··· INFORMATION GIVEN
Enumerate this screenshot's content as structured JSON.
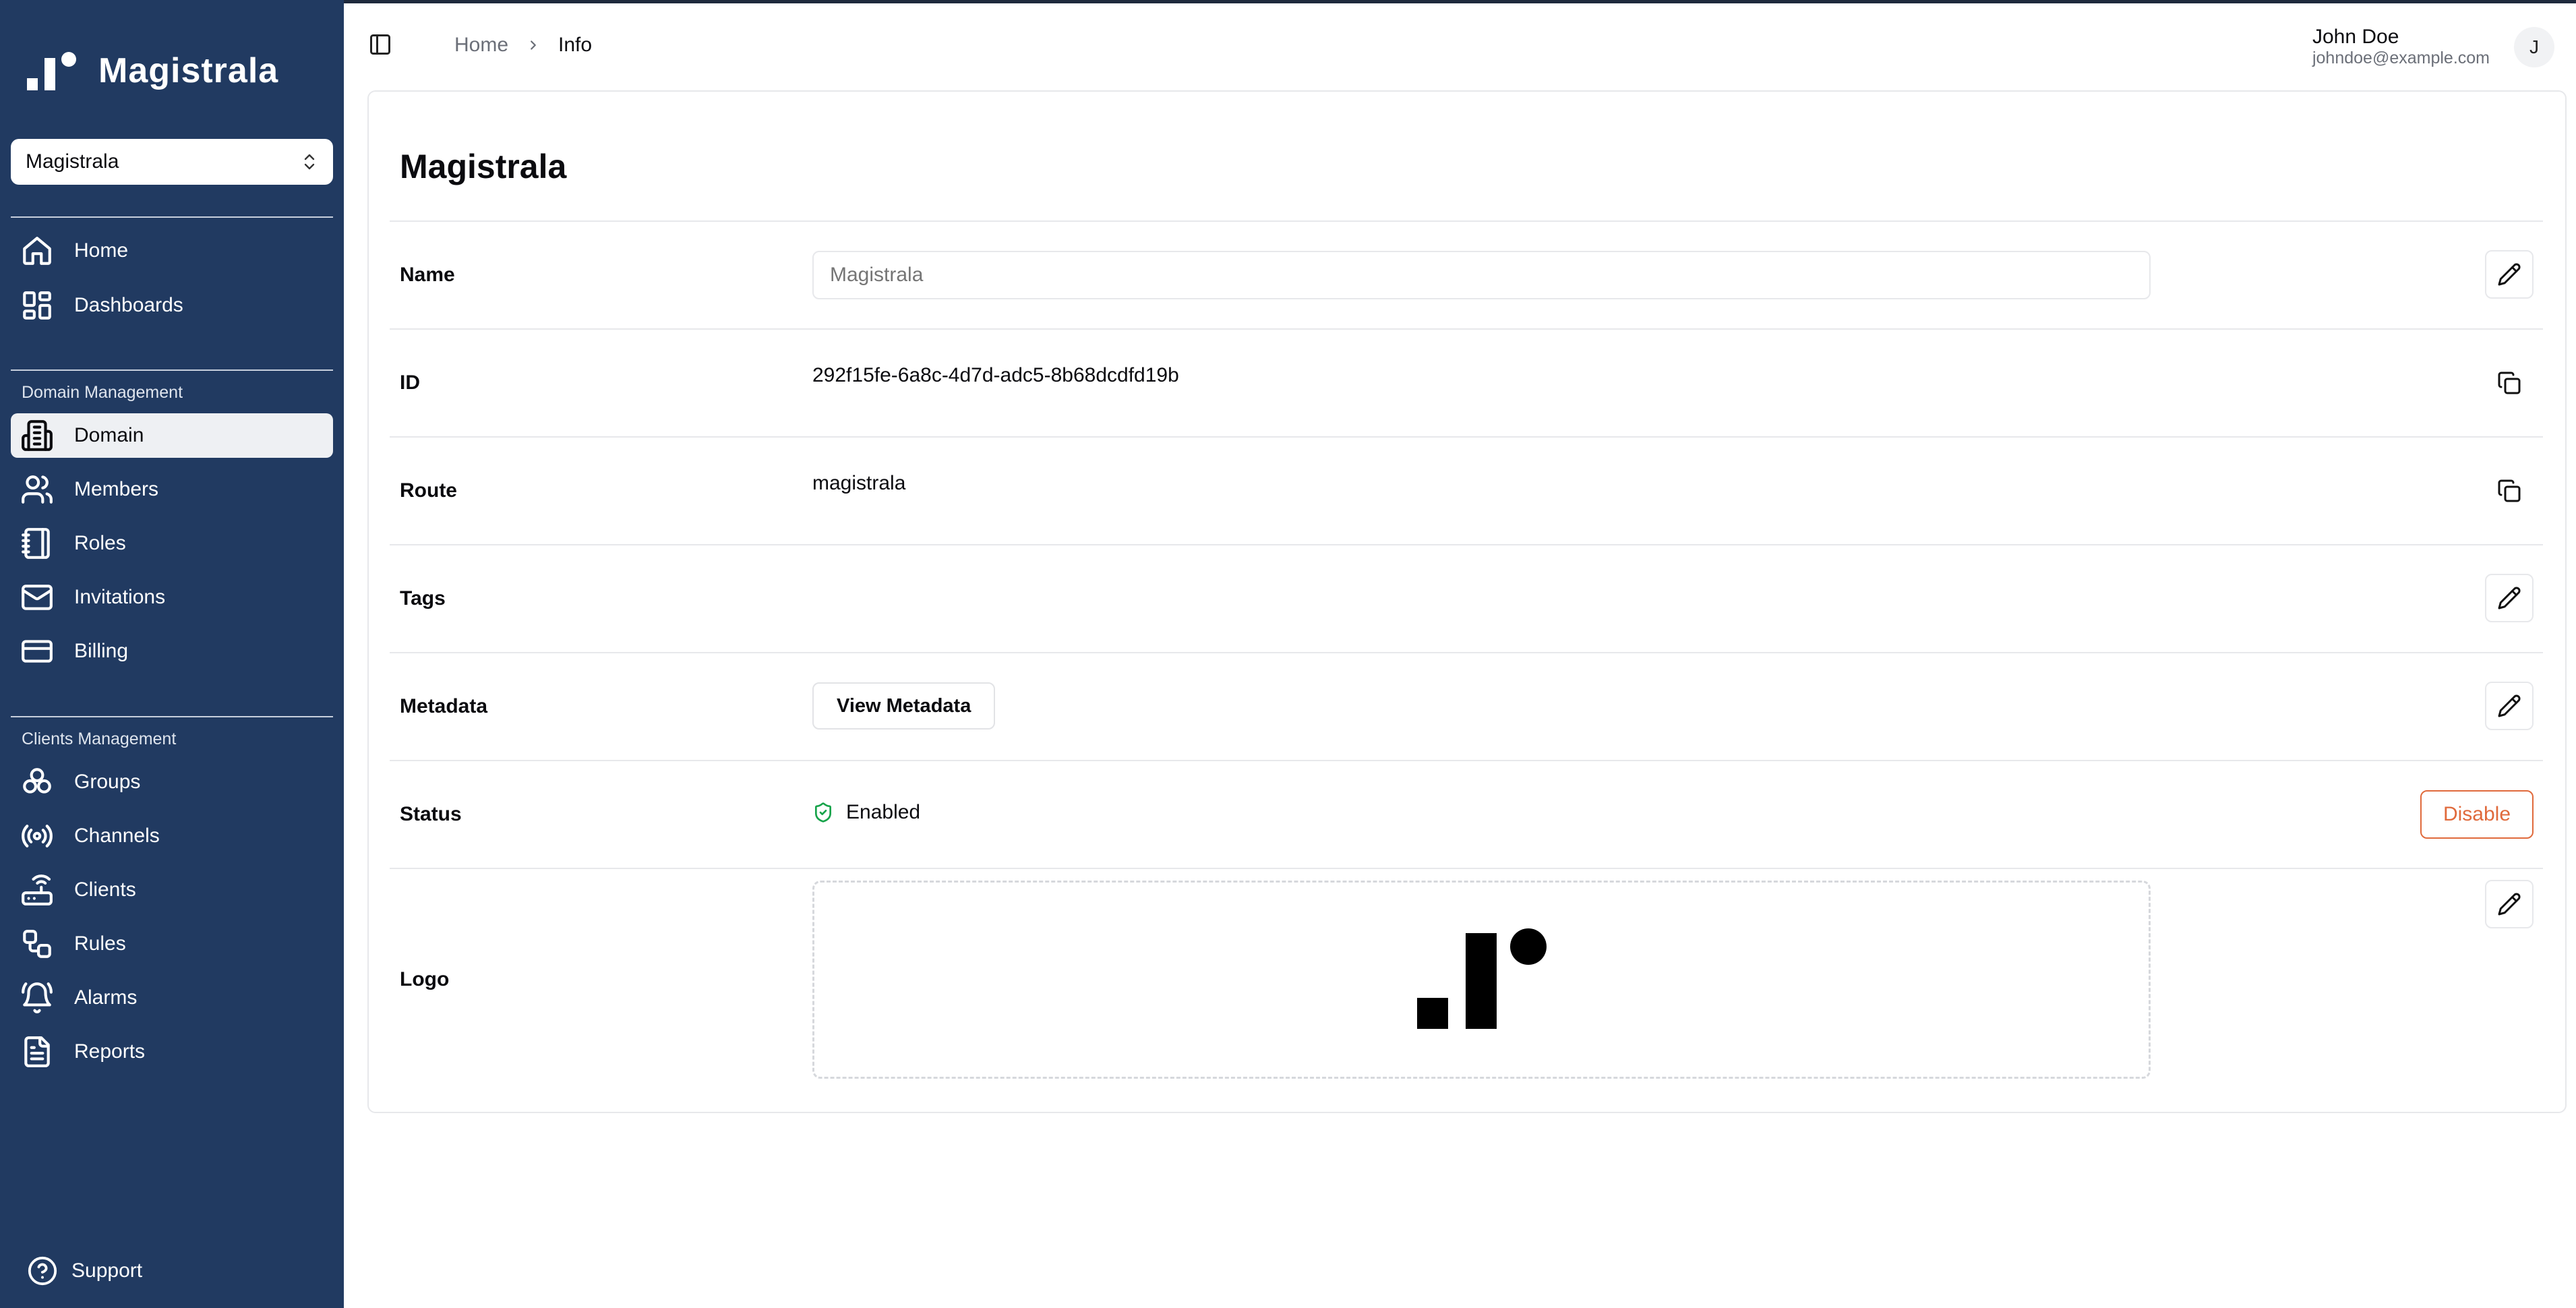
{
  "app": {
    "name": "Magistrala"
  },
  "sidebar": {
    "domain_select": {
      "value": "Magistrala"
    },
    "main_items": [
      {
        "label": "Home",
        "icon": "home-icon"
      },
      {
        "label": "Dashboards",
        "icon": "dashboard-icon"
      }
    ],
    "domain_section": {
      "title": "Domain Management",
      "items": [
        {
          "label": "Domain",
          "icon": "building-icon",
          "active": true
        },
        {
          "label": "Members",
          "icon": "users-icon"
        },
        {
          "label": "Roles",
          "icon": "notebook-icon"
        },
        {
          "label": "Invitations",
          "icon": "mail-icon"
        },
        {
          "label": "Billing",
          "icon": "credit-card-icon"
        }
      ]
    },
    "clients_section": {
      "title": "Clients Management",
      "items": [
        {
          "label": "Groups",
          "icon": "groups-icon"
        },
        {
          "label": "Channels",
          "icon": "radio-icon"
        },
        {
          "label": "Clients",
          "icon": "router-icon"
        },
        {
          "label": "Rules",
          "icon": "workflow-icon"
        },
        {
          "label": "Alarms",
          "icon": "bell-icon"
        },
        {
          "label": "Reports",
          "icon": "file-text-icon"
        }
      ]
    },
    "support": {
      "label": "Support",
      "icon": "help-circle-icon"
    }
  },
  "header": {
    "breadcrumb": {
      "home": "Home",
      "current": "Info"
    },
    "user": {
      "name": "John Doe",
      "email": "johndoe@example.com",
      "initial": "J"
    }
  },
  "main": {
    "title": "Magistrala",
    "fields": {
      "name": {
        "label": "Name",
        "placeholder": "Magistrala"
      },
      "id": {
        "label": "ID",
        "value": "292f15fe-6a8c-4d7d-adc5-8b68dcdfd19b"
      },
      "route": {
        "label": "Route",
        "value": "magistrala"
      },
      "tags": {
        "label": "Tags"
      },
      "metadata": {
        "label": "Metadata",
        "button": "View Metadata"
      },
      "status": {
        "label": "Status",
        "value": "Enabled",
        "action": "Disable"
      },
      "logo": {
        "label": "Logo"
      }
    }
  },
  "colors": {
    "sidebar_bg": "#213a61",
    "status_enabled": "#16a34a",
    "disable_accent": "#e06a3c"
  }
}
······
- **INSTRUCTION**
Report how many lines in the entries hold the string "Management". Nothing but the number is wanted.

- **FINISHED TASK**
2